Repeat the listing in full. Nothing may be added or left out.

++++ Records shown ++++

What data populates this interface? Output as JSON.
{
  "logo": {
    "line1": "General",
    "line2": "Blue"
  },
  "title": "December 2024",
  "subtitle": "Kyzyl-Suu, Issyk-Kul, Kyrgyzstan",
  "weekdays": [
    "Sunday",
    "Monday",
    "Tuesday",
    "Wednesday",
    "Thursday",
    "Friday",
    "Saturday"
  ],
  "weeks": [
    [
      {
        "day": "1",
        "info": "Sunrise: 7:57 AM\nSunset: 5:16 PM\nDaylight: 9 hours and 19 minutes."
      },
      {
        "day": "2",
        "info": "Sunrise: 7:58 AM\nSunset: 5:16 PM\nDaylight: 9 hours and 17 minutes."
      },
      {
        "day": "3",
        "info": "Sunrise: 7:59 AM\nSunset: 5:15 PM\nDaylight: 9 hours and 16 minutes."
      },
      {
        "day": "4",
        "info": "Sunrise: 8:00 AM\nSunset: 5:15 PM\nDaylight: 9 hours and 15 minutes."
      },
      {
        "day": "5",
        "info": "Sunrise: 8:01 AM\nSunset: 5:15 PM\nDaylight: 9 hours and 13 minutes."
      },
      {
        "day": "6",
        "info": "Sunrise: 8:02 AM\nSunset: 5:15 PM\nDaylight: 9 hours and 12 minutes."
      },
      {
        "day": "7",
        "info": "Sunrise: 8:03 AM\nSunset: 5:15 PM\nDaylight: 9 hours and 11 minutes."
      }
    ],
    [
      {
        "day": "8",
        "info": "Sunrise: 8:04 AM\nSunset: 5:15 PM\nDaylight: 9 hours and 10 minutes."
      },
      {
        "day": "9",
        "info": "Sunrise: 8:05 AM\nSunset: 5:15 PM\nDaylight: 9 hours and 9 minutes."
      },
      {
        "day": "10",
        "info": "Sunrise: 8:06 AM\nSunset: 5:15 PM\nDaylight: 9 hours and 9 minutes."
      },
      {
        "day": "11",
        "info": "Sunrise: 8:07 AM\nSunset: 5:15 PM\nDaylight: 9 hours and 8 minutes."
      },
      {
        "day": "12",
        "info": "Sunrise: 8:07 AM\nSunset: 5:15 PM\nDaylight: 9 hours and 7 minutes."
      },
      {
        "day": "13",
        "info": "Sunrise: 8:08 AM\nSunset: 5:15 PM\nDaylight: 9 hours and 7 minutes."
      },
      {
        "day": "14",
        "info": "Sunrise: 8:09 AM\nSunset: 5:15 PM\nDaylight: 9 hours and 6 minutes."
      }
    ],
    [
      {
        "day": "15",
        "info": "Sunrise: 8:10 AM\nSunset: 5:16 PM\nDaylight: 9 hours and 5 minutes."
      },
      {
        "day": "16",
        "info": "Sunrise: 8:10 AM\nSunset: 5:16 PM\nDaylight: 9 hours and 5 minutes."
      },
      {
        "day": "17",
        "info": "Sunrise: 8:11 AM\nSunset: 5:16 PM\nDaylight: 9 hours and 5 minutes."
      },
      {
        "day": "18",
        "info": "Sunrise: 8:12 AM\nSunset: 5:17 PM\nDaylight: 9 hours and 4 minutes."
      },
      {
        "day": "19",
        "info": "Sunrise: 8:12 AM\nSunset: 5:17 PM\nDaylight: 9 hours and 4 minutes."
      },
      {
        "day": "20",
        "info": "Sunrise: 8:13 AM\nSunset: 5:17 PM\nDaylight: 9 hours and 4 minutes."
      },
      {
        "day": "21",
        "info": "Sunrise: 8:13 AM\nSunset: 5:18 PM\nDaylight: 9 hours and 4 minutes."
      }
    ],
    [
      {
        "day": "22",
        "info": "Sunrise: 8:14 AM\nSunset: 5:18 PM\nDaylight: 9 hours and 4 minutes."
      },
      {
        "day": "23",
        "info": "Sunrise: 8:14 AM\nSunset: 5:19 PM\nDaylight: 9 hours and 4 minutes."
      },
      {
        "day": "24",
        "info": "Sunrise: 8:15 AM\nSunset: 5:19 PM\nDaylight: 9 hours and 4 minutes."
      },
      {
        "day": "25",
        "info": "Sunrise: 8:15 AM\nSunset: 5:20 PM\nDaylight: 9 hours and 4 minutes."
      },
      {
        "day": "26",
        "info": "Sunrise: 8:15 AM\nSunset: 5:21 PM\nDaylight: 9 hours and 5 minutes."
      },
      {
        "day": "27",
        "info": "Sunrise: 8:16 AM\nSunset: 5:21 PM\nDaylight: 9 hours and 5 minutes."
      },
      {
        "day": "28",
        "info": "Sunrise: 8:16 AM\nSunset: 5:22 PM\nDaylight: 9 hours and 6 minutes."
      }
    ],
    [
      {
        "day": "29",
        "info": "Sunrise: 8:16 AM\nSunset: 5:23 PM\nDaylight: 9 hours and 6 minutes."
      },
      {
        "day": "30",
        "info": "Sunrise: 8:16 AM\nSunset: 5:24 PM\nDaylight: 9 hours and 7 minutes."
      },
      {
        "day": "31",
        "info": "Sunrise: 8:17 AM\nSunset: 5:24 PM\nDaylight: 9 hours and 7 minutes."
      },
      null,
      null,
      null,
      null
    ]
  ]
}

++++

Result of the exercise
What data populates this interface? Output as JSON.
{
  "logo": {
    "line1": "General",
    "line2": "Blue"
  },
  "title": "December 2024",
  "subtitle": "Kyzyl-Suu, Issyk-Kul, Kyrgyzstan",
  "weekdays": [
    "Sunday",
    "Monday",
    "Tuesday",
    "Wednesday",
    "Thursday",
    "Friday",
    "Saturday"
  ],
  "weeks": [
    [
      {
        "day": "1",
        "info": "Sunrise: 7:57 AM\nSunset: 5:16 PM\nDaylight: 9 hours and 19 minutes."
      },
      {
        "day": "2",
        "info": "Sunrise: 7:58 AM\nSunset: 5:16 PM\nDaylight: 9 hours and 17 minutes."
      },
      {
        "day": "3",
        "info": "Sunrise: 7:59 AM\nSunset: 5:15 PM\nDaylight: 9 hours and 16 minutes."
      },
      {
        "day": "4",
        "info": "Sunrise: 8:00 AM\nSunset: 5:15 PM\nDaylight: 9 hours and 15 minutes."
      },
      {
        "day": "5",
        "info": "Sunrise: 8:01 AM\nSunset: 5:15 PM\nDaylight: 9 hours and 13 minutes."
      },
      {
        "day": "6",
        "info": "Sunrise: 8:02 AM\nSunset: 5:15 PM\nDaylight: 9 hours and 12 minutes."
      },
      {
        "day": "7",
        "info": "Sunrise: 8:03 AM\nSunset: 5:15 PM\nDaylight: 9 hours and 11 minutes."
      }
    ],
    [
      {
        "day": "8",
        "info": "Sunrise: 8:04 AM\nSunset: 5:15 PM\nDaylight: 9 hours and 10 minutes."
      },
      {
        "day": "9",
        "info": "Sunrise: 8:05 AM\nSunset: 5:15 PM\nDaylight: 9 hours and 9 minutes."
      },
      {
        "day": "10",
        "info": "Sunrise: 8:06 AM\nSunset: 5:15 PM\nDaylight: 9 hours and 9 minutes."
      },
      {
        "day": "11",
        "info": "Sunrise: 8:07 AM\nSunset: 5:15 PM\nDaylight: 9 hours and 8 minutes."
      },
      {
        "day": "12",
        "info": "Sunrise: 8:07 AM\nSunset: 5:15 PM\nDaylight: 9 hours and 7 minutes."
      },
      {
        "day": "13",
        "info": "Sunrise: 8:08 AM\nSunset: 5:15 PM\nDaylight: 9 hours and 7 minutes."
      },
      {
        "day": "14",
        "info": "Sunrise: 8:09 AM\nSunset: 5:15 PM\nDaylight: 9 hours and 6 minutes."
      }
    ],
    [
      {
        "day": "15",
        "info": "Sunrise: 8:10 AM\nSunset: 5:16 PM\nDaylight: 9 hours and 5 minutes."
      },
      {
        "day": "16",
        "info": "Sunrise: 8:10 AM\nSunset: 5:16 PM\nDaylight: 9 hours and 5 minutes."
      },
      {
        "day": "17",
        "info": "Sunrise: 8:11 AM\nSunset: 5:16 PM\nDaylight: 9 hours and 5 minutes."
      },
      {
        "day": "18",
        "info": "Sunrise: 8:12 AM\nSunset: 5:17 PM\nDaylight: 9 hours and 4 minutes."
      },
      {
        "day": "19",
        "info": "Sunrise: 8:12 AM\nSunset: 5:17 PM\nDaylight: 9 hours and 4 minutes."
      },
      {
        "day": "20",
        "info": "Sunrise: 8:13 AM\nSunset: 5:17 PM\nDaylight: 9 hours and 4 minutes."
      },
      {
        "day": "21",
        "info": "Sunrise: 8:13 AM\nSunset: 5:18 PM\nDaylight: 9 hours and 4 minutes."
      }
    ],
    [
      {
        "day": "22",
        "info": "Sunrise: 8:14 AM\nSunset: 5:18 PM\nDaylight: 9 hours and 4 minutes."
      },
      {
        "day": "23",
        "info": "Sunrise: 8:14 AM\nSunset: 5:19 PM\nDaylight: 9 hours and 4 minutes."
      },
      {
        "day": "24",
        "info": "Sunrise: 8:15 AM\nSunset: 5:19 PM\nDaylight: 9 hours and 4 minutes."
      },
      {
        "day": "25",
        "info": "Sunrise: 8:15 AM\nSunset: 5:20 PM\nDaylight: 9 hours and 4 minutes."
      },
      {
        "day": "26",
        "info": "Sunrise: 8:15 AM\nSunset: 5:21 PM\nDaylight: 9 hours and 5 minutes."
      },
      {
        "day": "27",
        "info": "Sunrise: 8:16 AM\nSunset: 5:21 PM\nDaylight: 9 hours and 5 minutes."
      },
      {
        "day": "28",
        "info": "Sunrise: 8:16 AM\nSunset: 5:22 PM\nDaylight: 9 hours and 6 minutes."
      }
    ],
    [
      {
        "day": "29",
        "info": "Sunrise: 8:16 AM\nSunset: 5:23 PM\nDaylight: 9 hours and 6 minutes."
      },
      {
        "day": "30",
        "info": "Sunrise: 8:16 AM\nSunset: 5:24 PM\nDaylight: 9 hours and 7 minutes."
      },
      {
        "day": "31",
        "info": "Sunrise: 8:17 AM\nSunset: 5:24 PM\nDaylight: 9 hours and 7 minutes."
      },
      null,
      null,
      null,
      null
    ]
  ]
}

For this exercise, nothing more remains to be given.